### What you need to do
Exactly reproduce each entry, leaving out nothing.

### Material shown
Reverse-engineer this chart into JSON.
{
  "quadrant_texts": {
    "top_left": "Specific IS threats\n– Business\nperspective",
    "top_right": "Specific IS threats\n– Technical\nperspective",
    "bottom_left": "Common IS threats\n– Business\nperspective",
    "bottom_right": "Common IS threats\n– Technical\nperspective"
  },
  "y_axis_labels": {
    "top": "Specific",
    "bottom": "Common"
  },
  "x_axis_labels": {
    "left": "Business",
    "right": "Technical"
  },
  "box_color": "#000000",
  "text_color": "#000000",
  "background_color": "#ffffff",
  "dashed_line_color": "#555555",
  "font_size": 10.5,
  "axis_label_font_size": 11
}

### Problem solution
Reverse-engineer this chart into JSON.
{
  "quadrant_texts": {
    "top_left": "Specific IS threats\n– Business\nperspective",
    "top_right": "Specific IS threats\n– Technical\nperspective",
    "bottom_left": "Common IS threats\n– Business\nperspective",
    "bottom_right": "Common IS threats\n– Technical\nperspective"
  },
  "y_axis_labels": {
    "top": "Specific",
    "bottom": "Common"
  },
  "x_axis_labels": {
    "left": "Business",
    "right": "Technical"
  },
  "box_color": "#000000",
  "text_color": "#000000",
  "background_color": "#ffffff",
  "dashed_line_color": "#555555",
  "font_size": 10.5,
  "axis_label_font_size": 11
}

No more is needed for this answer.